--- START Extracted information ---

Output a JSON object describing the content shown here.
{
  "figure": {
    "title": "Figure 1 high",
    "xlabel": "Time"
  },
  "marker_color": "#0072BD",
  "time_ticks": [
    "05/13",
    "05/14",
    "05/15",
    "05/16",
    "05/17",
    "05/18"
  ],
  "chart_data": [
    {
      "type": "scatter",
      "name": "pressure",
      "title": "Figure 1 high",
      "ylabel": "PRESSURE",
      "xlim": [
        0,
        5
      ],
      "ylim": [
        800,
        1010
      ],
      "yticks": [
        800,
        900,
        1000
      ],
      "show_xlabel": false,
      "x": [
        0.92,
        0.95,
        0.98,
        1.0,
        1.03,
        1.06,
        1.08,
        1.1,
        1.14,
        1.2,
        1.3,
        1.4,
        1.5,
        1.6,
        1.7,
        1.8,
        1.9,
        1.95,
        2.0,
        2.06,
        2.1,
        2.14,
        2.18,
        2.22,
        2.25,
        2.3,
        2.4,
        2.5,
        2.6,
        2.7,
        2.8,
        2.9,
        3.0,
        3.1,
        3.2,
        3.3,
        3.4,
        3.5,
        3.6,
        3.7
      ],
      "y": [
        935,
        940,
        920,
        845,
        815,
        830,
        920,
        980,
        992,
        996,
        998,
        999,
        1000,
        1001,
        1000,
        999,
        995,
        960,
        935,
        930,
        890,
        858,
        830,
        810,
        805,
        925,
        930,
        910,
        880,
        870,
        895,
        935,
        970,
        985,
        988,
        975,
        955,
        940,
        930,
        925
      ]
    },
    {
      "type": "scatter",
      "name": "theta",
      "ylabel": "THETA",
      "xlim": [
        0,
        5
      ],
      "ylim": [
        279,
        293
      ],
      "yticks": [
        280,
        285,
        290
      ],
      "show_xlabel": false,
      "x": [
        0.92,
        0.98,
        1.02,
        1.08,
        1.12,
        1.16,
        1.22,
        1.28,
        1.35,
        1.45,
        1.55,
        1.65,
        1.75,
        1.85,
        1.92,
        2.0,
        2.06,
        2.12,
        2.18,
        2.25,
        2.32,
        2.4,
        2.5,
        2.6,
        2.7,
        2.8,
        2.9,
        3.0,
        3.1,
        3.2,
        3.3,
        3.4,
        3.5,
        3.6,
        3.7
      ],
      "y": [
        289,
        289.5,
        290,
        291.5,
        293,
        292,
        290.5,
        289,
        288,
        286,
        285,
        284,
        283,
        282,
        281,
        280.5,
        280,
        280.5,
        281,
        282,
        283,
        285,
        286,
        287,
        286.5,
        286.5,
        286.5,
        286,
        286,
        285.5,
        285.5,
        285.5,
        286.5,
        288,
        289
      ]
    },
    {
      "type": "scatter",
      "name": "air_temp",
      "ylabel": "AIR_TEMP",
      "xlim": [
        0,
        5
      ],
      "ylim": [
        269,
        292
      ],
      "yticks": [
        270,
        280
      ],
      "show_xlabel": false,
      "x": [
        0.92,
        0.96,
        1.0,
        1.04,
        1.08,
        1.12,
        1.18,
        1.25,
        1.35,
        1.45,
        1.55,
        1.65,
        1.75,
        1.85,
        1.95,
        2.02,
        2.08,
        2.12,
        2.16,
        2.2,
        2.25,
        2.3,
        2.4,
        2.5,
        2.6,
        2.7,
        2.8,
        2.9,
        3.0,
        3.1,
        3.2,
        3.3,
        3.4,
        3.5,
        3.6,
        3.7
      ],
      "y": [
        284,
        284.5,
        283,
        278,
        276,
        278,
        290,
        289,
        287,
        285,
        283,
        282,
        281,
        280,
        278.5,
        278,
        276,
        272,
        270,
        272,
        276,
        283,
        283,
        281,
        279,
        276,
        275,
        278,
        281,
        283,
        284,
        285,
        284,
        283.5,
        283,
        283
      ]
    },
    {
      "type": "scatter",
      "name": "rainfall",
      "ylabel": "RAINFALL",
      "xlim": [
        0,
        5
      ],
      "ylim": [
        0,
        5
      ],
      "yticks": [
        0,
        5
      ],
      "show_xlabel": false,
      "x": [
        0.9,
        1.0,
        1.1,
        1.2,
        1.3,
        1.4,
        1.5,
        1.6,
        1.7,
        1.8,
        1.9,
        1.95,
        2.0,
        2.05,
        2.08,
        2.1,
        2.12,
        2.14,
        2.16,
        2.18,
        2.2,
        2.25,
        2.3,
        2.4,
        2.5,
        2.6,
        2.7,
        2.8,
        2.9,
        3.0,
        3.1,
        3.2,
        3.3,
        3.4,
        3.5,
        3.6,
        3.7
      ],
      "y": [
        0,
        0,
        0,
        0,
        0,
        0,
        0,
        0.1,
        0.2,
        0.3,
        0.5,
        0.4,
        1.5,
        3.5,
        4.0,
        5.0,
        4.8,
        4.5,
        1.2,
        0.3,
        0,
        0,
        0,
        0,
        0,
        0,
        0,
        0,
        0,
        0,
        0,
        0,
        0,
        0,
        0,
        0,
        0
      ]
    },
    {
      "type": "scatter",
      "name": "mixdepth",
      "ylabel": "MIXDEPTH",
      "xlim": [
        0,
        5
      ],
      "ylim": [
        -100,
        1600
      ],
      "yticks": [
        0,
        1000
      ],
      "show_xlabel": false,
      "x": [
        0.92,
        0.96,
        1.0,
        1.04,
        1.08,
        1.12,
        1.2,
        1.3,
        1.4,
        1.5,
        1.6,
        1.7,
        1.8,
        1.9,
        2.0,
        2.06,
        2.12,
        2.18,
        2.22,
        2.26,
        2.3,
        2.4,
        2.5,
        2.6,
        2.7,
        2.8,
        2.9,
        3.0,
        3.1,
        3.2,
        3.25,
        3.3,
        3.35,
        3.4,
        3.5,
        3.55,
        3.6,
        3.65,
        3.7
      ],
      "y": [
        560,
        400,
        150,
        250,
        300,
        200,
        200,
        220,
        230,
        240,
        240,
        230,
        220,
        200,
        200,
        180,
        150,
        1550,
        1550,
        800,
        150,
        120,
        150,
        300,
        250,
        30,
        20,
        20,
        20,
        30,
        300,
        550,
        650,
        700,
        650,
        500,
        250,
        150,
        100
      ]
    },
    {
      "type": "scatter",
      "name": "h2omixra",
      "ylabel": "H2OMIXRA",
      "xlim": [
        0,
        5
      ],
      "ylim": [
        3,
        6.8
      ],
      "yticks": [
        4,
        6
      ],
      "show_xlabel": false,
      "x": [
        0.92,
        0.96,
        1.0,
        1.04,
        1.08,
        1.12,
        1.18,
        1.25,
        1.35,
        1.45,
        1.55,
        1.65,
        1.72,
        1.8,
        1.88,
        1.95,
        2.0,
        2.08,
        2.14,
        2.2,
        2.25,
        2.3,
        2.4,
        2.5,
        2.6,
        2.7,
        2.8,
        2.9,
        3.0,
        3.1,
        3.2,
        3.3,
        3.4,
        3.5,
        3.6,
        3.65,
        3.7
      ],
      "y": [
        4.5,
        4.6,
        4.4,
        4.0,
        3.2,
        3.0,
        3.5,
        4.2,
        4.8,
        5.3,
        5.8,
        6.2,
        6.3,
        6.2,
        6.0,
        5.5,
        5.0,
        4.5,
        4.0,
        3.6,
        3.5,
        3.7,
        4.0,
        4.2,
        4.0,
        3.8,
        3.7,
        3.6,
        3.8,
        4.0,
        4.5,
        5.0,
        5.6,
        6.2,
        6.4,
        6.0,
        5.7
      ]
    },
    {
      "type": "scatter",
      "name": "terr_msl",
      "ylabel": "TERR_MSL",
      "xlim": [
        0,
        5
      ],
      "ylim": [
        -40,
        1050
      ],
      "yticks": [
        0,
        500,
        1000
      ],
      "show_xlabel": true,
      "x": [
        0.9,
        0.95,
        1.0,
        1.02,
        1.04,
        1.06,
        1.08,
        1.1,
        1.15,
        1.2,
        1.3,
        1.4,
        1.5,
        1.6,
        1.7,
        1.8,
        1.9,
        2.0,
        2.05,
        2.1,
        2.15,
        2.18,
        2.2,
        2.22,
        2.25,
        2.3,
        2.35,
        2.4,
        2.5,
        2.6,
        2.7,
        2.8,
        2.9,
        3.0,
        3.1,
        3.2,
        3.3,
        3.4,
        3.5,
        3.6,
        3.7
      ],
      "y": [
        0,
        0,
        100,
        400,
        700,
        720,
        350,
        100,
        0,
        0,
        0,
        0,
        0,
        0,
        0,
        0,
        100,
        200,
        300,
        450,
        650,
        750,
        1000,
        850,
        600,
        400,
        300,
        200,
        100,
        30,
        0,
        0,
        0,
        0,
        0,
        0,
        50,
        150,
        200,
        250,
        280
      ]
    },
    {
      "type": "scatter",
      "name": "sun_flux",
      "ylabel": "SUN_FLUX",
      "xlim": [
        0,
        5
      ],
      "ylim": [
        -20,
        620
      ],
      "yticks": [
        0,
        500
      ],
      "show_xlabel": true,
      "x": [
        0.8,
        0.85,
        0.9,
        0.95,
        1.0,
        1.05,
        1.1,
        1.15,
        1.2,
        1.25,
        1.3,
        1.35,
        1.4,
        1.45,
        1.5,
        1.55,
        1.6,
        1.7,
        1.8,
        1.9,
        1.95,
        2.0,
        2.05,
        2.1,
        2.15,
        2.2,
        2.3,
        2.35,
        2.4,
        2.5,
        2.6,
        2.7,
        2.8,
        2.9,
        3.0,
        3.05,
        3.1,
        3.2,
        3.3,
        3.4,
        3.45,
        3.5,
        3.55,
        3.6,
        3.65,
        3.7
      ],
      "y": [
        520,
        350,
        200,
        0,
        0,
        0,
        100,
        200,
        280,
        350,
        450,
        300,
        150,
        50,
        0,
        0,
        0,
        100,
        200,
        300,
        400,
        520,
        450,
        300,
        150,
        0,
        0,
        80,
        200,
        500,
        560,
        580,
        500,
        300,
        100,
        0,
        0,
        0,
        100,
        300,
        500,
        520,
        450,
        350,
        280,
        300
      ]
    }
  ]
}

--- END Extracted information ---

» **What to do**
Note every line above where the string "high" shows up, and copy those lines.

» **Written solution**
    "title": "Figure 1 high",
      "title": "Figure 1 high",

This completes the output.